Please retype every line of the records below, character for character, with nothing added, dropped or changed.

* * *

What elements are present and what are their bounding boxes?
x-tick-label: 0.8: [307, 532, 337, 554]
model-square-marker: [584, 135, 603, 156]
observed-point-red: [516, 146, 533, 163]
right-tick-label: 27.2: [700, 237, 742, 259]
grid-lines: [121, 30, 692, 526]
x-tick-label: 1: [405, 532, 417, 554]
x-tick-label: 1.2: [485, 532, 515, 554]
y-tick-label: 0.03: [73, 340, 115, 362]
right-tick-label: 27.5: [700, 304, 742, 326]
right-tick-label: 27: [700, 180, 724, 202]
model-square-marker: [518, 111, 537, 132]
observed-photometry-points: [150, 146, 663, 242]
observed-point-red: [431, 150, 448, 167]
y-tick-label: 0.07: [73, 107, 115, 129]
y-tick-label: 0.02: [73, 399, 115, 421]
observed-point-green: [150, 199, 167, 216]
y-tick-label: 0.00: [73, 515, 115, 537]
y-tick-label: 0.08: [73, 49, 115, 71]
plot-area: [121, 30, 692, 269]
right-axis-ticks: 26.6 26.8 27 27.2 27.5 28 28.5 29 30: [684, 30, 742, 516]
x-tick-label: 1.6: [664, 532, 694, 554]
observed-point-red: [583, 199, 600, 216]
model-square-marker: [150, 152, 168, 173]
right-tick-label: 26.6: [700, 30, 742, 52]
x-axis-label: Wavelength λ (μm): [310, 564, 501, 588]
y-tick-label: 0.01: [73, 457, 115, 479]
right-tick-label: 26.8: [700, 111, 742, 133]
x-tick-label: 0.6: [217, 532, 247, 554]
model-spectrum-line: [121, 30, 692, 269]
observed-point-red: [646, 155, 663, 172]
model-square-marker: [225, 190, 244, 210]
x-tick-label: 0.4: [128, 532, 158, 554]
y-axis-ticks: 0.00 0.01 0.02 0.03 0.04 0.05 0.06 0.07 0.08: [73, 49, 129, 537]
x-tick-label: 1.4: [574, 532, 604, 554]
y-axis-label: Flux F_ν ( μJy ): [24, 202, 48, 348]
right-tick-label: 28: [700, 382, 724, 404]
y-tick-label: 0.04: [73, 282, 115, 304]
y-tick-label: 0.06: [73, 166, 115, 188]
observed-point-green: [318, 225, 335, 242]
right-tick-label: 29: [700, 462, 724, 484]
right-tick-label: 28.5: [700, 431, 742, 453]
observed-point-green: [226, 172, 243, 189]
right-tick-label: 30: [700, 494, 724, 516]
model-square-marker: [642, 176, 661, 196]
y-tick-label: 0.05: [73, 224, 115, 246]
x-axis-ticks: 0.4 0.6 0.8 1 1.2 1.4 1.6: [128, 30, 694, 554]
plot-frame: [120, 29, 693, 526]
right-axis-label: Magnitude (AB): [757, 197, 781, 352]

* * *

Exercise output:
What elements are present and what are their bounding boxes?
x-tick-label: 0.8: [307, 532, 337, 554]
model-square-marker: [584, 135, 603, 156]
observed-point-red: [516, 146, 533, 163]
right-tick-label: 27.2: [700, 237, 742, 259]
grid-lines: [121, 30, 692, 526]
x-tick-label: 1: [405, 532, 417, 554]
x-tick-label: 1.2: [485, 532, 515, 554]
y-tick-label: 0.03: [73, 340, 115, 362]
right-tick-label: 27.5: [700, 304, 742, 326]
right-tick-label: 27: [700, 180, 724, 202]
model-square-marker: [518, 111, 537, 132]
observed-photometry-points: [150, 146, 663, 242]
observed-point-red: [431, 150, 448, 167]
y-tick-label: 0.07: [73, 107, 115, 129]
y-tick-label: 0.02: [73, 399, 115, 421]
observed-point-green: [150, 199, 167, 216]
y-tick-label: 0.00: [73, 515, 115, 537]
y-tick-label: 0.08: [73, 49, 115, 71]
plot-area: [121, 30, 692, 269]
right-axis-ticks: 26.6 26.8 27 27.2 27.5 28 28.5 29 30: [684, 30, 742, 516]
x-tick-label: 1.6: [664, 532, 694, 554]
observed-point-red: [583, 199, 600, 216]
model-square-marker: [150, 152, 168, 173]
right-tick-label: 26.6: [700, 30, 742, 52]
x-axis-label: Wavelength λ (μm): [310, 564, 501, 588]
y-tick-label: 0.01: [73, 457, 115, 479]
right-tick-label: 26.8: [700, 111, 742, 133]
x-tick-label: 0.6: [217, 532, 247, 554]
model-spectrum-line: [121, 30, 692, 269]
observed-point-red: [646, 155, 663, 172]
model-square-marker: [225, 190, 244, 210]
x-tick-label: 0.4: [128, 532, 158, 554]
y-axis-ticks: 0.00 0.01 0.02 0.03 0.04 0.05 0.06 0.07 0.08: [73, 49, 129, 537]
x-tick-label: 1.4: [574, 532, 604, 554]
y-axis-label: Flux F_ν ( μJy ): [24, 202, 48, 348]
right-tick-label: 28: [700, 382, 724, 404]
y-tick-label: 0.04: [73, 282, 115, 304]
y-tick-label: 0.06: [73, 166, 115, 188]
observed-point-green: [318, 225, 335, 242]
right-tick-label: 29: [700, 462, 724, 484]
right-tick-label: 28.5: [700, 431, 742, 453]
observed-point-green: [226, 172, 243, 189]
right-tick-label: 30: [700, 494, 724, 516]
model-square-marker: [642, 176, 661, 196]
y-tick-label: 0.05: [73, 224, 115, 246]
x-axis-ticks: 0.4 0.6 0.8 1 1.2 1.4 1.6: [128, 30, 694, 554]
plot-frame: [120, 29, 693, 526]
right-axis-label: Magnitude (AB): [757, 197, 781, 352]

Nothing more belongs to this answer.